■ To do ■
Exactly repeat all the records below, omitting the images they hold.

─── Input data

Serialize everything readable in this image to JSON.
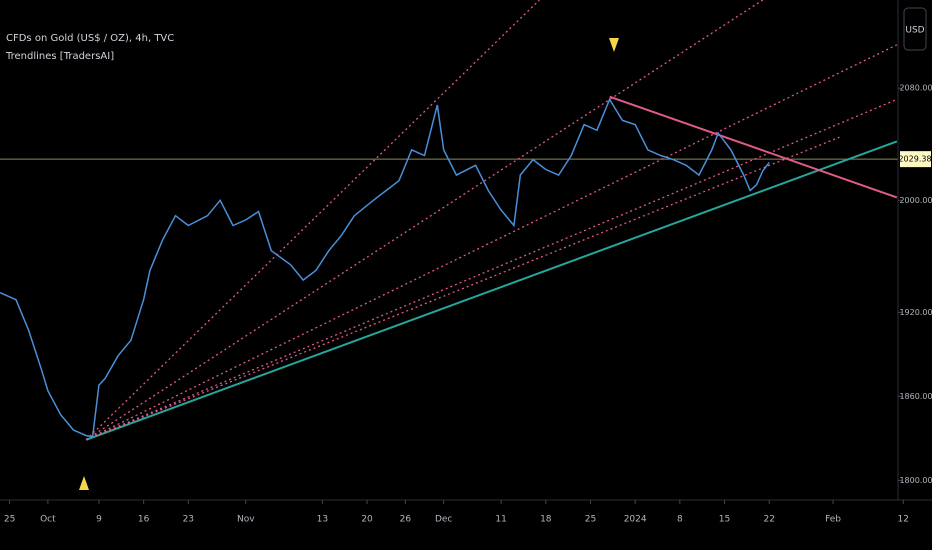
{
  "chart_data": {
    "type": "line",
    "title": "CFDs on Gold (US$ / OZ), 4h, TVC",
    "subtitle": "Trendlines [TradersAI]",
    "currency": "USD",
    "xlim": [
      -1.5,
      144.5
    ],
    "xticks": [
      {
        "value": 0,
        "label": "25"
      },
      {
        "value": 6,
        "label": "Oct"
      },
      {
        "value": 14,
        "label": "9"
      },
      {
        "value": 21,
        "label": "16"
      },
      {
        "value": 28,
        "label": "23"
      },
      {
        "value": 37,
        "label": "Nov"
      },
      {
        "value": 49,
        "label": "13"
      },
      {
        "value": 56,
        "label": "20"
      },
      {
        "value": 62,
        "label": "26"
      },
      {
        "value": 68,
        "label": "Dec"
      },
      {
        "value": 77,
        "label": "11"
      },
      {
        "value": 84,
        "label": "18"
      },
      {
        "value": 91,
        "label": "25"
      },
      {
        "value": 98,
        "label": "2024"
      },
      {
        "value": 105,
        "label": "8"
      },
      {
        "value": 112,
        "label": "15"
      },
      {
        "value": 119,
        "label": "22"
      },
      {
        "value": 129,
        "label": "Feb"
      },
      {
        "value": 140,
        "label": "12"
      }
    ],
    "ylim": [
      1786,
      2143
    ],
    "yticks": [
      {
        "value": 1800,
        "label": "1800.00"
      },
      {
        "value": 1860,
        "label": "1860.00"
      },
      {
        "value": 1920,
        "label": "1920.00"
      },
      {
        "value": 2000,
        "label": "2000.00"
      },
      {
        "value": 2080,
        "label": "2080.00"
      }
    ],
    "series": [
      {
        "color": "#4a90d9",
        "x": [
          -1.5,
          1,
          3,
          5,
          6,
          8,
          10,
          12,
          13,
          14,
          15,
          17,
          19,
          21,
          22,
          24,
          26,
          28,
          31,
          33,
          35,
          37,
          39,
          41,
          44,
          46,
          48,
          50,
          52,
          54,
          57,
          59,
          61,
          63,
          65,
          67,
          68,
          70,
          73,
          75,
          77,
          79,
          80,
          82,
          84,
          86,
          88,
          90,
          92,
          94,
          96,
          98,
          100,
          102,
          104,
          106,
          108,
          110,
          111,
          113,
          115,
          116,
          117,
          118,
          119
        ],
        "values": [
          1934,
          1929,
          1907,
          1879,
          1864,
          1847,
          1836,
          1832,
          1831,
          1868,
          1873,
          1889,
          1900,
          1929,
          1950,
          1972,
          1989,
          1982,
          1989,
          2000,
          1982,
          1986,
          1992,
          1964,
          1954,
          1943,
          1950,
          1964,
          1975,
          1989,
          2000,
          2007,
          2014,
          2036,
          2032,
          2068,
          2036,
          2018,
          2025,
          2007,
          1993,
          1982,
          2018,
          2029,
          2022,
          2018,
          2032,
          2054,
          2050,
          2072,
          2057,
          2054,
          2036,
          2032,
          2029,
          2025,
          2018,
          2036,
          2048,
          2036,
          2018,
          2007,
          2011,
          2021,
          2027
        ]
      }
    ],
    "trendlines": [
      {
        "x": [
          12,
          139
        ],
        "values": [
          1829,
          2042
        ],
        "color": "#26a69a",
        "style": "solid"
      },
      {
        "x": [
          94,
          139
        ],
        "values": [
          2074,
          2002
        ],
        "color": "#e05a8a",
        "style": "solid"
      },
      {
        "x": [
          12,
          83
        ],
        "values": [
          1829,
          2143
        ],
        "color": "#e05a8a",
        "style": "dotted"
      },
      {
        "x": [
          12,
          118
        ],
        "values": [
          1829,
          2143
        ],
        "color": "#e05a8a",
        "style": "dotted"
      },
      {
        "x": [
          12,
          139
        ],
        "values": [
          1829,
          2111
        ],
        "color": "#e05a8a",
        "style": "dotted"
      },
      {
        "x": [
          12,
          139
        ],
        "values": [
          1829,
          2072
        ],
        "color": "#e05a8a",
        "style": "dotted"
      },
      {
        "x": [
          12,
          130
        ],
        "values": [
          1829,
          2045
        ],
        "color": "#e05a8a",
        "style": "dotted"
      }
    ],
    "last_price": 2029.38,
    "last_price_color": "#fff9c4"
  }
}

──────

■ Reply ■
Serialize everything readable in this image to JSON.
{
  "chart_data": {
    "type": "line",
    "title": "CFDs on Gold (US$ / OZ), 4h, TVC",
    "subtitle": "Trendlines [TradersAI]",
    "currency": "USD",
    "xlim": [
      -1.5,
      144.5
    ],
    "xticks": [
      {
        "value": 0,
        "label": "25"
      },
      {
        "value": 6,
        "label": "Oct"
      },
      {
        "value": 14,
        "label": "9"
      },
      {
        "value": 21,
        "label": "16"
      },
      {
        "value": 28,
        "label": "23"
      },
      {
        "value": 37,
        "label": "Nov"
      },
      {
        "value": 49,
        "label": "13"
      },
      {
        "value": 56,
        "label": "20"
      },
      {
        "value": 62,
        "label": "26"
      },
      {
        "value": 68,
        "label": "Dec"
      },
      {
        "value": 77,
        "label": "11"
      },
      {
        "value": 84,
        "label": "18"
      },
      {
        "value": 91,
        "label": "25"
      },
      {
        "value": 98,
        "label": "2024"
      },
      {
        "value": 105,
        "label": "8"
      },
      {
        "value": 112,
        "label": "15"
      },
      {
        "value": 119,
        "label": "22"
      },
      {
        "value": 129,
        "label": "Feb"
      },
      {
        "value": 140,
        "label": "12"
      }
    ],
    "ylim": [
      1786,
      2143
    ],
    "yticks": [
      {
        "value": 1800,
        "label": "1800.00"
      },
      {
        "value": 1860,
        "label": "1860.00"
      },
      {
        "value": 1920,
        "label": "1920.00"
      },
      {
        "value": 2000,
        "label": "2000.00"
      },
      {
        "value": 2080,
        "label": "2080.00"
      }
    ],
    "series": [
      {
        "color": "#4a90d9",
        "x": [
          -1.5,
          1,
          3,
          5,
          6,
          8,
          10,
          12,
          13,
          14,
          15,
          17,
          19,
          21,
          22,
          24,
          26,
          28,
          31,
          33,
          35,
          37,
          39,
          41,
          44,
          46,
          48,
          50,
          52,
          54,
          57,
          59,
          61,
          63,
          65,
          67,
          68,
          70,
          73,
          75,
          77,
          79,
          80,
          82,
          84,
          86,
          88,
          90,
          92,
          94,
          96,
          98,
          100,
          102,
          104,
          106,
          108,
          110,
          111,
          113,
          115,
          116,
          117,
          118,
          119
        ],
        "values": [
          1934,
          1929,
          1907,
          1879,
          1864,
          1847,
          1836,
          1832,
          1831,
          1868,
          1873,
          1889,
          1900,
          1929,
          1950,
          1972,
          1989,
          1982,
          1989,
          2000,
          1982,
          1986,
          1992,
          1964,
          1954,
          1943,
          1950,
          1964,
          1975,
          1989,
          2000,
          2007,
          2014,
          2036,
          2032,
          2068,
          2036,
          2018,
          2025,
          2007,
          1993,
          1982,
          2018,
          2029,
          2022,
          2018,
          2032,
          2054,
          2050,
          2072,
          2057,
          2054,
          2036,
          2032,
          2029,
          2025,
          2018,
          2036,
          2048,
          2036,
          2018,
          2007,
          2011,
          2021,
          2027
        ]
      }
    ],
    "trendlines": [
      {
        "x": [
          12,
          139
        ],
        "values": [
          1829,
          2042
        ],
        "color": "#26a69a",
        "style": "solid"
      },
      {
        "x": [
          94,
          139
        ],
        "values": [
          2074,
          2002
        ],
        "color": "#e05a8a",
        "style": "solid"
      },
      {
        "x": [
          12,
          83
        ],
        "values": [
          1829,
          2143
        ],
        "color": "#e05a8a",
        "style": "dotted"
      },
      {
        "x": [
          12,
          118
        ],
        "values": [
          1829,
          2143
        ],
        "color": "#e05a8a",
        "style": "dotted"
      },
      {
        "x": [
          12,
          139
        ],
        "values": [
          1829,
          2111
        ],
        "color": "#e05a8a",
        "style": "dotted"
      },
      {
        "x": [
          12,
          139
        ],
        "values": [
          1829,
          2072
        ],
        "color": "#e05a8a",
        "style": "dotted"
      },
      {
        "x": [
          12,
          130
        ],
        "values": [
          1829,
          2045
        ],
        "color": "#e05a8a",
        "style": "dotted"
      }
    ],
    "last_price": 2029.38,
    "last_price_color": "#fff9c4"
  }
}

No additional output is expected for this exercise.